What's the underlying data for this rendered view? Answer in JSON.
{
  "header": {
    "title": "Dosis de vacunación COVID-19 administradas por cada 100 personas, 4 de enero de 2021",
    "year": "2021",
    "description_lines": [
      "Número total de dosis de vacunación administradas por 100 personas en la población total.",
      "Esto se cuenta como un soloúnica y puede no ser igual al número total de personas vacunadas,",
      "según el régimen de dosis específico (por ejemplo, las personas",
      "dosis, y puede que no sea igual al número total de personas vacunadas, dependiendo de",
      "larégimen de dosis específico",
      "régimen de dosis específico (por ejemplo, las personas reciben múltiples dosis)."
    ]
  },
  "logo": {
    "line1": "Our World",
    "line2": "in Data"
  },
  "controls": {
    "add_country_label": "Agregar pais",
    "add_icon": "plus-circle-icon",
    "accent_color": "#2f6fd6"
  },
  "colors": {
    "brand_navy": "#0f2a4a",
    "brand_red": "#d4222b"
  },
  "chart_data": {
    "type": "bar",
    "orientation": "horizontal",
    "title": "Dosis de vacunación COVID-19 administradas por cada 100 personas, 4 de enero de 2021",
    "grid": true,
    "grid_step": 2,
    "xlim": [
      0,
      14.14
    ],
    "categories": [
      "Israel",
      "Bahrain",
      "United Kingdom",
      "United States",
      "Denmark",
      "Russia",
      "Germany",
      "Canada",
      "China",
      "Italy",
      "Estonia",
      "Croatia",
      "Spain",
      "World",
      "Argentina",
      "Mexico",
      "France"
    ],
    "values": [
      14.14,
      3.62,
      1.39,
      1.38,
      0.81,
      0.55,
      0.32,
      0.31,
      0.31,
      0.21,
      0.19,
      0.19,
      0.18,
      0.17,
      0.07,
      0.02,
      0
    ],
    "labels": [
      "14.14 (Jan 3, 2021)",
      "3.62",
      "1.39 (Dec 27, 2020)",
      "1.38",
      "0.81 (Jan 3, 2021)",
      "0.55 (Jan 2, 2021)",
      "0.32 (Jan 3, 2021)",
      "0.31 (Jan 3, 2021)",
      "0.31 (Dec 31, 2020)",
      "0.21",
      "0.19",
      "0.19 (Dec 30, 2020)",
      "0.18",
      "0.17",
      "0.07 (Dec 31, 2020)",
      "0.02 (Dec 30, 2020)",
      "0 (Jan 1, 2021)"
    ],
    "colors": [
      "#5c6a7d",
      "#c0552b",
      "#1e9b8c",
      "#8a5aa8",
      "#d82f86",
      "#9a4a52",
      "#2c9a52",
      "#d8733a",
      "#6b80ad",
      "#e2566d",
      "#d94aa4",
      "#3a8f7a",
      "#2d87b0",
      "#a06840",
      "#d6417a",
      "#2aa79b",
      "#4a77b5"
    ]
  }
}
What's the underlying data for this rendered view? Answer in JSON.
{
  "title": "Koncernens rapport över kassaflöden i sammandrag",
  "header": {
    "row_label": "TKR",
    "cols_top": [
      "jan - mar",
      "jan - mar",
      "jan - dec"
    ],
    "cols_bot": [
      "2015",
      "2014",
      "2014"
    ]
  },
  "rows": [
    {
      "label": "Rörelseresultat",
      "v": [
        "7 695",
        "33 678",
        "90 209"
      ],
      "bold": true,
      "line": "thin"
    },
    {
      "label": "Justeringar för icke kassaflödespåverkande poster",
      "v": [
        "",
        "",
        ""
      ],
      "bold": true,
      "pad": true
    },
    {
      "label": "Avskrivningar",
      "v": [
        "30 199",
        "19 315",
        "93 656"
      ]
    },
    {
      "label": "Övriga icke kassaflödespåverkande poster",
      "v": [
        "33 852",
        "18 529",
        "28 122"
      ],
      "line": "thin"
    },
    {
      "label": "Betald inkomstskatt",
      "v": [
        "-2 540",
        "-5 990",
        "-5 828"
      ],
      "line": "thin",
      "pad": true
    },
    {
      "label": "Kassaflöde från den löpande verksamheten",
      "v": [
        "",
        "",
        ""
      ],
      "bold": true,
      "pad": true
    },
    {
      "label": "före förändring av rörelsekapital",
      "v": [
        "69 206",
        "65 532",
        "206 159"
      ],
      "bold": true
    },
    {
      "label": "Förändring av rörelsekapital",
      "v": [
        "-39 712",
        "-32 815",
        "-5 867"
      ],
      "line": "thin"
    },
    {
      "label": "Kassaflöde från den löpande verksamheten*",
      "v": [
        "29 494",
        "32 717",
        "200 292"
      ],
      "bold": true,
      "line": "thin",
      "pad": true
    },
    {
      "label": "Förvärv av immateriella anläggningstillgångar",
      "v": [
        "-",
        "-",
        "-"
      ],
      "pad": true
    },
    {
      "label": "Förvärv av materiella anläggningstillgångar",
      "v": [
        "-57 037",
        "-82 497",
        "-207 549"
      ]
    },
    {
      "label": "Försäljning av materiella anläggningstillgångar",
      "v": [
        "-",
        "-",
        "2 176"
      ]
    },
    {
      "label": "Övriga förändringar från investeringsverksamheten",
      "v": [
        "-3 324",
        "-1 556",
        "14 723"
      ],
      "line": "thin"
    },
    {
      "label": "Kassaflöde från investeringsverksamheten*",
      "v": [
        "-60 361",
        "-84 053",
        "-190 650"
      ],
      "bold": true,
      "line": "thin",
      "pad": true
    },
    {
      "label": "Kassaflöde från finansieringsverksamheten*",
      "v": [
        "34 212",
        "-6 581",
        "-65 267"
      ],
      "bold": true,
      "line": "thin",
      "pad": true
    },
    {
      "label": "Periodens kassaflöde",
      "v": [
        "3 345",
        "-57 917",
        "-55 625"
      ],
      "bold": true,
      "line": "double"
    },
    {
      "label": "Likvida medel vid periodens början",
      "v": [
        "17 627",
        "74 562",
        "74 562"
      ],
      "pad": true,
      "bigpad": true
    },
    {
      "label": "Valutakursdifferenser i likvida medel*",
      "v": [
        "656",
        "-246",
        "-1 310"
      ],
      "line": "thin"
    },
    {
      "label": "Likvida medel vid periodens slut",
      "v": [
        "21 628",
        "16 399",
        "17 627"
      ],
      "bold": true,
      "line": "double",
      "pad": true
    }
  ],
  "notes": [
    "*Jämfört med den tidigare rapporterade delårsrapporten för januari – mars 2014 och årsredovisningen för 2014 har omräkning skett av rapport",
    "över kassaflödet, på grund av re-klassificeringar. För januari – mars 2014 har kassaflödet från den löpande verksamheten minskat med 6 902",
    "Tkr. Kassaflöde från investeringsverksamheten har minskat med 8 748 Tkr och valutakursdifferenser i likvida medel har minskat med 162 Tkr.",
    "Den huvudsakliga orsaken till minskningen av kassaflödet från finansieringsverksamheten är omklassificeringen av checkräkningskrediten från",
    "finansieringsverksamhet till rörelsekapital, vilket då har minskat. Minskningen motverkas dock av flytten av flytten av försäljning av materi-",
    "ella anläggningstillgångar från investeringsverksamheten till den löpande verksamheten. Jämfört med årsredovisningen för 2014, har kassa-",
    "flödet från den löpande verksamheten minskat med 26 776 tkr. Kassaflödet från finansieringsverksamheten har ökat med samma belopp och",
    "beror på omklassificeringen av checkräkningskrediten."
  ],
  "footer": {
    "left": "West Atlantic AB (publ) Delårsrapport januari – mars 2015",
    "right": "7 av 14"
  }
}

Requirements
Without omitting anything, output the entries exactly.

Result of this task
What's the underlying data for this rendered view? Answer in JSON.
{
  "header": {
    "title": "Dosis de vacunación COVID-19 administradas por cada 100 personas, 4 de enero de 2021",
    "year": "2021",
    "description_lines": [
      "Número total de dosis de vacunación administradas por 100 personas en la población total.",
      "Esto se cuenta como un soloúnica y puede no ser igual al número total de personas vacunadas,",
      "según el régimen de dosis específico (por ejemplo, las personas",
      "dosis, y puede que no sea igual al número total de personas vacunadas, dependiendo de",
      "larégimen de dosis específico",
      "régimen de dosis específico (por ejemplo, las personas reciben múltiples dosis)."
    ]
  },
  "logo": {
    "line1": "Our World",
    "line2": "in Data"
  },
  "controls": {
    "add_country_label": "Agregar pais",
    "add_icon": "plus-circle-icon",
    "accent_color": "#2f6fd6"
  },
  "colors": {
    "brand_navy": "#0f2a4a",
    "brand_red": "#d4222b"
  },
  "chart_data": {
    "type": "bar",
    "orientation": "horizontal",
    "title": "Dosis de vacunación COVID-19 administradas por cada 100 personas, 4 de enero de 2021",
    "grid": true,
    "grid_step": 2,
    "xlim": [
      0,
      14.14
    ],
    "categories": [
      "Israel",
      "Bahrain",
      "United Kingdom",
      "United States",
      "Denmark",
      "Russia",
      "Germany",
      "Canada",
      "China",
      "Italy",
      "Estonia",
      "Croatia",
      "Spain",
      "World",
      "Argentina",
      "Mexico",
      "France"
    ],
    "values": [
      14.14,
      3.62,
      1.39,
      1.38,
      0.81,
      0.55,
      0.32,
      0.31,
      0.31,
      0.21,
      0.19,
      0.19,
      0.18,
      0.17,
      0.07,
      0.02,
      0
    ],
    "labels": [
      "14.14 (Jan 3, 2021)",
      "3.62",
      "1.39 (Dec 27, 2020)",
      "1.38",
      "0.81 (Jan 3, 2021)",
      "0.55 (Jan 2, 2021)",
      "0.32 (Jan 3, 2021)",
      "0.31 (Jan 3, 2021)",
      "0.31 (Dec 31, 2020)",
      "0.21",
      "0.19",
      "0.19 (Dec 30, 2020)",
      "0.18",
      "0.17",
      "0.07 (Dec 31, 2020)",
      "0.02 (Dec 30, 2020)",
      "0 (Jan 1, 2021)"
    ],
    "colors": [
      "#5c6a7d",
      "#c0552b",
      "#1e9b8c",
      "#8a5aa8",
      "#d82f86",
      "#9a4a52",
      "#2c9a52",
      "#d8733a",
      "#6b80ad",
      "#e2566d",
      "#d94aa4",
      "#3a8f7a",
      "#2d87b0",
      "#a06840",
      "#d6417a",
      "#2aa79b",
      "#4a77b5"
    ]
  }
}
What's the underlying data for this rendered view? Answer in JSON.
{
  "title": "Koncernens rapport över kassaflöden i sammandrag",
  "header": {
    "row_label": "TKR",
    "cols_top": [
      "jan - mar",
      "jan - mar",
      "jan - dec"
    ],
    "cols_bot": [
      "2015",
      "2014",
      "2014"
    ]
  },
  "rows": [
    {
      "label": "Rörelseresultat",
      "v": [
        "7 695",
        "33 678",
        "90 209"
      ],
      "bold": true,
      "line": "thin"
    },
    {
      "label": "Justeringar för icke kassaflödespåverkande poster",
      "v": [
        "",
        "",
        ""
      ],
      "bold": true,
      "pad": true
    },
    {
      "label": "Avskrivningar",
      "v": [
        "30 199",
        "19 315",
        "93 656"
      ]
    },
    {
      "label": "Övriga icke kassaflödespåverkande poster",
      "v": [
        "33 852",
        "18 529",
        "28 122"
      ],
      "line": "thin"
    },
    {
      "label": "Betald inkomstskatt",
      "v": [
        "-2 540",
        "-5 990",
        "-5 828"
      ],
      "line": "thin",
      "pad": true
    },
    {
      "label": "Kassaflöde från den löpande verksamheten",
      "v": [
        "",
        "",
        ""
      ],
      "bold": true,
      "pad": true
    },
    {
      "label": "före förändring av rörelsekapital",
      "v": [
        "69 206",
        "65 532",
        "206 159"
      ],
      "bold": true
    },
    {
      "label": "Förändring av rörelsekapital",
      "v": [
        "-39 712",
        "-32 815",
        "-5 867"
      ],
      "line": "thin"
    },
    {
      "label": "Kassaflöde från den löpande verksamheten*",
      "v": [
        "29 494",
        "32 717",
        "200 292"
      ],
      "bold": true,
      "line": "thin",
      "pad": true
    },
    {
      "label": "Förvärv av immateriella anläggningstillgångar",
      "v": [
        "-",
        "-",
        "-"
      ],
      "pad": true
    },
    {
      "label": "Förvärv av materiella anläggningstillgångar",
      "v": [
        "-57 037",
        "-82 497",
        "-207 549"
      ]
    },
    {
      "label": "Försäljning av materiella anläggningstillgångar",
      "v": [
        "-",
        "-",
        "2 176"
      ]
    },
    {
      "label": "Övriga förändringar från investeringsverksamheten",
      "v": [
        "-3 324",
        "-1 556",
        "14 723"
      ],
      "line": "thin"
    },
    {
      "label": "Kassaflöde från investeringsverksamheten*",
      "v": [
        "-60 361",
        "-84 053",
        "-190 650"
      ],
      "bold": true,
      "line": "thin",
      "pad": true
    },
    {
      "label": "Kassaflöde från finansieringsverksamheten*",
      "v": [
        "34 212",
        "-6 581",
        "-65 267"
      ],
      "bold": true,
      "line": "thin",
      "pad": true
    },
    {
      "label": "Periodens kassaflöde",
      "v": [
        "3 345",
        "-57 917",
        "-55 625"
      ],
      "bold": true,
      "line": "double"
    },
    {
      "label": "Likvida medel vid periodens början",
      "v": [
        "17 627",
        "74 562",
        "74 562"
      ],
      "pad": true,
      "bigpad": true
    },
    {
      "label": "Valutakursdifferenser i likvida medel*",
      "v": [
        "656",
        "-246",
        "-1 310"
      ],
      "line": "thin"
    },
    {
      "label": "Likvida medel vid periodens slut",
      "v": [
        "21 628",
        "16 399",
        "17 627"
      ],
      "bold": true,
      "line": "double",
      "pad": true
    }
  ],
  "notes": [
    "*Jämfört med den tidigare rapporterade delårsrapporten för januari – mars 2014 och årsredovisningen för 2014 har omräkning skett av rapport",
    "över kassaflödet, på grund av re-klassificeringar. För januari – mars 2014 har kassaflödet från den löpande verksamheten minskat med 6 902",
    "Tkr. Kassaflöde från investeringsverksamheten har minskat med 8 748 Tkr och valutakursdifferenser i likvida medel har minskat med 162 Tkr.",
    "Den huvudsakliga orsaken till minskningen av kassaflödet från finansieringsverksamheten är omklassificeringen av checkräkningskrediten från",
    "finansieringsverksamhet till rörelsekapital, vilket då har minskat. Minskningen motverkas dock av flytten av flytten av försäljning av materi-",
    "ella anläggningstillgångar från investeringsverksamheten till den löpande verksamheten. Jämfört med årsredovisningen för 2014, har kassa-",
    "flödet från den löpande verksamheten minskat med 26 776 tkr. Kassaflödet från finansieringsverksamheten har ökat med samma belopp och",
    "beror på omklassificeringen av checkräkningskrediten."
  ],
  "footer": {
    "left": "West Atlantic AB (publ) Delårsrapport januari – mars 2015",
    "right": "7 av 14"
  }
}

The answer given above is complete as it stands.